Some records

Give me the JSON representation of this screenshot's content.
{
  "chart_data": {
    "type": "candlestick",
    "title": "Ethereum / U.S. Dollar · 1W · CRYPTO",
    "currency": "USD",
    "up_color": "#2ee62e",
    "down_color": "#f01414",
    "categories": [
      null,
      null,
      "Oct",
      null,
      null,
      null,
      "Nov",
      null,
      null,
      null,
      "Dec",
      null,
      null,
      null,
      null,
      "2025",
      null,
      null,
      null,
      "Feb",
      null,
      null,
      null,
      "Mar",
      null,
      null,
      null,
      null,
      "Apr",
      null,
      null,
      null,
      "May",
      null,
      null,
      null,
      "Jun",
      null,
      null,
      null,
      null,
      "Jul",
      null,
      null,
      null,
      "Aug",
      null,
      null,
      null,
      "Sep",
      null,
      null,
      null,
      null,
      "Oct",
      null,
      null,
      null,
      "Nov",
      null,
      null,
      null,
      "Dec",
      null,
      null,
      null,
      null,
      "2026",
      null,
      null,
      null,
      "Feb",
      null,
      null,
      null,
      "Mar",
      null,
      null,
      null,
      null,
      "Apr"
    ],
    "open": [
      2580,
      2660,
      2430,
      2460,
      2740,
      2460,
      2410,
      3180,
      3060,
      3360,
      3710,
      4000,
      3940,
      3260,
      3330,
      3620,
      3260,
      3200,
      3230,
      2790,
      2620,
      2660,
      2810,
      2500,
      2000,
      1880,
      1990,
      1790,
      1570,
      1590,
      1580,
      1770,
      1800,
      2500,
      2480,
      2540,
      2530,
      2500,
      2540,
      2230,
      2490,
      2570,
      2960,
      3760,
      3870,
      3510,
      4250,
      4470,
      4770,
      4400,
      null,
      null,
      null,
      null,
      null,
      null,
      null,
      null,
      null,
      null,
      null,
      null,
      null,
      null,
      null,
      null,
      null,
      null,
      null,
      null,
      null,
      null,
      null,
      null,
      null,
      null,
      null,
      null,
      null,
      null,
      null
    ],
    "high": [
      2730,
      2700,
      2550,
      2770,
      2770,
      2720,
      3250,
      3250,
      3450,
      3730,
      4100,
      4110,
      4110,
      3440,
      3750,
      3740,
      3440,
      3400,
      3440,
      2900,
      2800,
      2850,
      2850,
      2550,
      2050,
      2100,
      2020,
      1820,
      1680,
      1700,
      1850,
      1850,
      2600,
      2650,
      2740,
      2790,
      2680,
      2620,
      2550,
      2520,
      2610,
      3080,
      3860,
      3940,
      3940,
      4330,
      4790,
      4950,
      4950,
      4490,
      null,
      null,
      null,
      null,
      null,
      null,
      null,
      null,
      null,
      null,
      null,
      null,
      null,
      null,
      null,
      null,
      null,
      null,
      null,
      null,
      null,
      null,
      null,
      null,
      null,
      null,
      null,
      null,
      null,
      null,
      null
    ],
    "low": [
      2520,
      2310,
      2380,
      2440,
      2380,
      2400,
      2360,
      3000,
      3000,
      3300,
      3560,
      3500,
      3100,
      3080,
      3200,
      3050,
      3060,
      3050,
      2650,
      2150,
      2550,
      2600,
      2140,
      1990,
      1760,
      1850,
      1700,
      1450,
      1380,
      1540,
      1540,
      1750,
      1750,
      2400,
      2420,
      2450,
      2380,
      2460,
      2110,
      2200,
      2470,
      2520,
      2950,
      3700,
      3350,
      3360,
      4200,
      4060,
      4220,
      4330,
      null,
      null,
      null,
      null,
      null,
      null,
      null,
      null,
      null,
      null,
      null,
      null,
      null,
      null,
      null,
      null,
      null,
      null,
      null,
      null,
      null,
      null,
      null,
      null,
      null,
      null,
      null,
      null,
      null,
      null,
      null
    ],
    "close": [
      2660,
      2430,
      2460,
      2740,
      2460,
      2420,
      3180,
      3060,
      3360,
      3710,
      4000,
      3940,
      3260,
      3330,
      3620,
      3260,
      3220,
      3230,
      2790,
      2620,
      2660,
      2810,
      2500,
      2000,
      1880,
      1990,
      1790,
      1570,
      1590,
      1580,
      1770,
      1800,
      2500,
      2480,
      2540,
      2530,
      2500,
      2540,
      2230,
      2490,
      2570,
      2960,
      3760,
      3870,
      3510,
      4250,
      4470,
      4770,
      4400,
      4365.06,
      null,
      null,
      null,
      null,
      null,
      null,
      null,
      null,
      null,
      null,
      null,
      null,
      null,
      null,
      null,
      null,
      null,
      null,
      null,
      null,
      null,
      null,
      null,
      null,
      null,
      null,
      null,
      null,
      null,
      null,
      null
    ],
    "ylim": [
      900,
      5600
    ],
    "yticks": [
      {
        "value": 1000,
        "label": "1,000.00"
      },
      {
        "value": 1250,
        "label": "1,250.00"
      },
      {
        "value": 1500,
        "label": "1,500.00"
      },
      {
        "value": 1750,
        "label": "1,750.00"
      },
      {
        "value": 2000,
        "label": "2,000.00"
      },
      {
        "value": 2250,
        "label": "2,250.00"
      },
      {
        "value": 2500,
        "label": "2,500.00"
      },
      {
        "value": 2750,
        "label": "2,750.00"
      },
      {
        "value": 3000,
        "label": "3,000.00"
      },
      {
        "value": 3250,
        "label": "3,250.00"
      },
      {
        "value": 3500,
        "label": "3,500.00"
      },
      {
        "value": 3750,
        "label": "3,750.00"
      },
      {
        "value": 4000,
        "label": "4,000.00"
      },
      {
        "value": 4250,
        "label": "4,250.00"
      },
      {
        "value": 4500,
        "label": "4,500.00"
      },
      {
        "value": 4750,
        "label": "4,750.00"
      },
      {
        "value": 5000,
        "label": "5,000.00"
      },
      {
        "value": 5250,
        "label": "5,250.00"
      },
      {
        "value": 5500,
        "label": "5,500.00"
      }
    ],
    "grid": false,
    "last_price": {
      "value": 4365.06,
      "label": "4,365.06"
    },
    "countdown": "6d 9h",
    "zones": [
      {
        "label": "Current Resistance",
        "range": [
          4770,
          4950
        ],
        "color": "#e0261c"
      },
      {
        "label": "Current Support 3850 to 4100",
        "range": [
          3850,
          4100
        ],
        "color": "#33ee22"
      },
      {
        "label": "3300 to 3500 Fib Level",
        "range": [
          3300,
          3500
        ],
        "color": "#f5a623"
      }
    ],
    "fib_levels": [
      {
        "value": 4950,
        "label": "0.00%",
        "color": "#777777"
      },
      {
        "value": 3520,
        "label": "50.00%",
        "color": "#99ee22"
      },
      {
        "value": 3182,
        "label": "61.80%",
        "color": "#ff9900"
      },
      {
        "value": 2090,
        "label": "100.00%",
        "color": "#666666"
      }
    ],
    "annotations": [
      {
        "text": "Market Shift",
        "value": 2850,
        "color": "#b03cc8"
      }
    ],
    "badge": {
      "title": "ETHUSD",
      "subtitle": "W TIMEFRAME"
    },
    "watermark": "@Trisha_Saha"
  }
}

Short problem: Transcribe each entry precisely, missing none.

Exercise answer:
Give me the JSON representation of this screenshot's content.
{
  "chart_data": {
    "type": "candlestick",
    "title": "Ethereum / U.S. Dollar · 1W · CRYPTO",
    "currency": "USD",
    "up_color": "#2ee62e",
    "down_color": "#f01414",
    "categories": [
      null,
      null,
      "Oct",
      null,
      null,
      null,
      "Nov",
      null,
      null,
      null,
      "Dec",
      null,
      null,
      null,
      null,
      "2025",
      null,
      null,
      null,
      "Feb",
      null,
      null,
      null,
      "Mar",
      null,
      null,
      null,
      null,
      "Apr",
      null,
      null,
      null,
      "May",
      null,
      null,
      null,
      "Jun",
      null,
      null,
      null,
      null,
      "Jul",
      null,
      null,
      null,
      "Aug",
      null,
      null,
      null,
      "Sep",
      null,
      null,
      null,
      null,
      "Oct",
      null,
      null,
      null,
      "Nov",
      null,
      null,
      null,
      "Dec",
      null,
      null,
      null,
      null,
      "2026",
      null,
      null,
      null,
      "Feb",
      null,
      null,
      null,
      "Mar",
      null,
      null,
      null,
      null,
      "Apr"
    ],
    "open": [
      2580,
      2660,
      2430,
      2460,
      2740,
      2460,
      2410,
      3180,
      3060,
      3360,
      3710,
      4000,
      3940,
      3260,
      3330,
      3620,
      3260,
      3200,
      3230,
      2790,
      2620,
      2660,
      2810,
      2500,
      2000,
      1880,
      1990,
      1790,
      1570,
      1590,
      1580,
      1770,
      1800,
      2500,
      2480,
      2540,
      2530,
      2500,
      2540,
      2230,
      2490,
      2570,
      2960,
      3760,
      3870,
      3510,
      4250,
      4470,
      4770,
      4400,
      null,
      null,
      null,
      null,
      null,
      null,
      null,
      null,
      null,
      null,
      null,
      null,
      null,
      null,
      null,
      null,
      null,
      null,
      null,
      null,
      null,
      null,
      null,
      null,
      null,
      null,
      null,
      null,
      null,
      null,
      null
    ],
    "high": [
      2730,
      2700,
      2550,
      2770,
      2770,
      2720,
      3250,
      3250,
      3450,
      3730,
      4100,
      4110,
      4110,
      3440,
      3750,
      3740,
      3440,
      3400,
      3440,
      2900,
      2800,
      2850,
      2850,
      2550,
      2050,
      2100,
      2020,
      1820,
      1680,
      1700,
      1850,
      1850,
      2600,
      2650,
      2740,
      2790,
      2680,
      2620,
      2550,
      2520,
      2610,
      3080,
      3860,
      3940,
      3940,
      4330,
      4790,
      4950,
      4950,
      4490,
      null,
      null,
      null,
      null,
      null,
      null,
      null,
      null,
      null,
      null,
      null,
      null,
      null,
      null,
      null,
      null,
      null,
      null,
      null,
      null,
      null,
      null,
      null,
      null,
      null,
      null,
      null,
      null,
      null,
      null,
      null
    ],
    "low": [
      2520,
      2310,
      2380,
      2440,
      2380,
      2400,
      2360,
      3000,
      3000,
      3300,
      3560,
      3500,
      3100,
      3080,
      3200,
      3050,
      3060,
      3050,
      2650,
      2150,
      2550,
      2600,
      2140,
      1990,
      1760,
      1850,
      1700,
      1450,
      1380,
      1540,
      1540,
      1750,
      1750,
      2400,
      2420,
      2450,
      2380,
      2460,
      2110,
      2200,
      2470,
      2520,
      2950,
      3700,
      3350,
      3360,
      4200,
      4060,
      4220,
      4330,
      null,
      null,
      null,
      null,
      null,
      null,
      null,
      null,
      null,
      null,
      null,
      null,
      null,
      null,
      null,
      null,
      null,
      null,
      null,
      null,
      null,
      null,
      null,
      null,
      null,
      null,
      null,
      null,
      null,
      null,
      null
    ],
    "close": [
      2660,
      2430,
      2460,
      2740,
      2460,
      2420,
      3180,
      3060,
      3360,
      3710,
      4000,
      3940,
      3260,
      3330,
      3620,
      3260,
      3220,
      3230,
      2790,
      2620,
      2660,
      2810,
      2500,
      2000,
      1880,
      1990,
      1790,
      1570,
      1590,
      1580,
      1770,
      1800,
      2500,
      2480,
      2540,
      2530,
      2500,
      2540,
      2230,
      2490,
      2570,
      2960,
      3760,
      3870,
      3510,
      4250,
      4470,
      4770,
      4400,
      4365.06,
      null,
      null,
      null,
      null,
      null,
      null,
      null,
      null,
      null,
      null,
      null,
      null,
      null,
      null,
      null,
      null,
      null,
      null,
      null,
      null,
      null,
      null,
      null,
      null,
      null,
      null,
      null,
      null,
      null,
      null,
      null
    ],
    "ylim": [
      900,
      5600
    ],
    "yticks": [
      {
        "value": 1000,
        "label": "1,000.00"
      },
      {
        "value": 1250,
        "label": "1,250.00"
      },
      {
        "value": 1500,
        "label": "1,500.00"
      },
      {
        "value": 1750,
        "label": "1,750.00"
      },
      {
        "value": 2000,
        "label": "2,000.00"
      },
      {
        "value": 2250,
        "label": "2,250.00"
      },
      {
        "value": 2500,
        "label": "2,500.00"
      },
      {
        "value": 2750,
        "label": "2,750.00"
      },
      {
        "value": 3000,
        "label": "3,000.00"
      },
      {
        "value": 3250,
        "label": "3,250.00"
      },
      {
        "value": 3500,
        "label": "3,500.00"
      },
      {
        "value": 3750,
        "label": "3,750.00"
      },
      {
        "value": 4000,
        "label": "4,000.00"
      },
      {
        "value": 4250,
        "label": "4,250.00"
      },
      {
        "value": 4500,
        "label": "4,500.00"
      },
      {
        "value": 4750,
        "label": "4,750.00"
      },
      {
        "value": 5000,
        "label": "5,000.00"
      },
      {
        "value": 5250,
        "label": "5,250.00"
      },
      {
        "value": 5500,
        "label": "5,500.00"
      }
    ],
    "grid": false,
    "last_price": {
      "value": 4365.06,
      "label": "4,365.06"
    },
    "countdown": "6d 9h",
    "zones": [
      {
        "label": "Current Resistance",
        "range": [
          4770,
          4950
        ],
        "color": "#e0261c"
      },
      {
        "label": "Current Support 3850 to 4100",
        "range": [
          3850,
          4100
        ],
        "color": "#33ee22"
      },
      {
        "label": "3300 to 3500 Fib Level",
        "range": [
          3300,
          3500
        ],
        "color": "#f5a623"
      }
    ],
    "fib_levels": [
      {
        "value": 4950,
        "label": "0.00%",
        "color": "#777777"
      },
      {
        "value": 3520,
        "label": "50.00%",
        "color": "#99ee22"
      },
      {
        "value": 3182,
        "label": "61.80%",
        "color": "#ff9900"
      },
      {
        "value": 2090,
        "label": "100.00%",
        "color": "#666666"
      }
    ],
    "annotations": [
      {
        "text": "Market Shift",
        "value": 2850,
        "color": "#b03cc8"
      }
    ],
    "badge": {
      "title": "ETHUSD",
      "subtitle": "W TIMEFRAME"
    },
    "watermark": "@Trisha_Saha"
  }
}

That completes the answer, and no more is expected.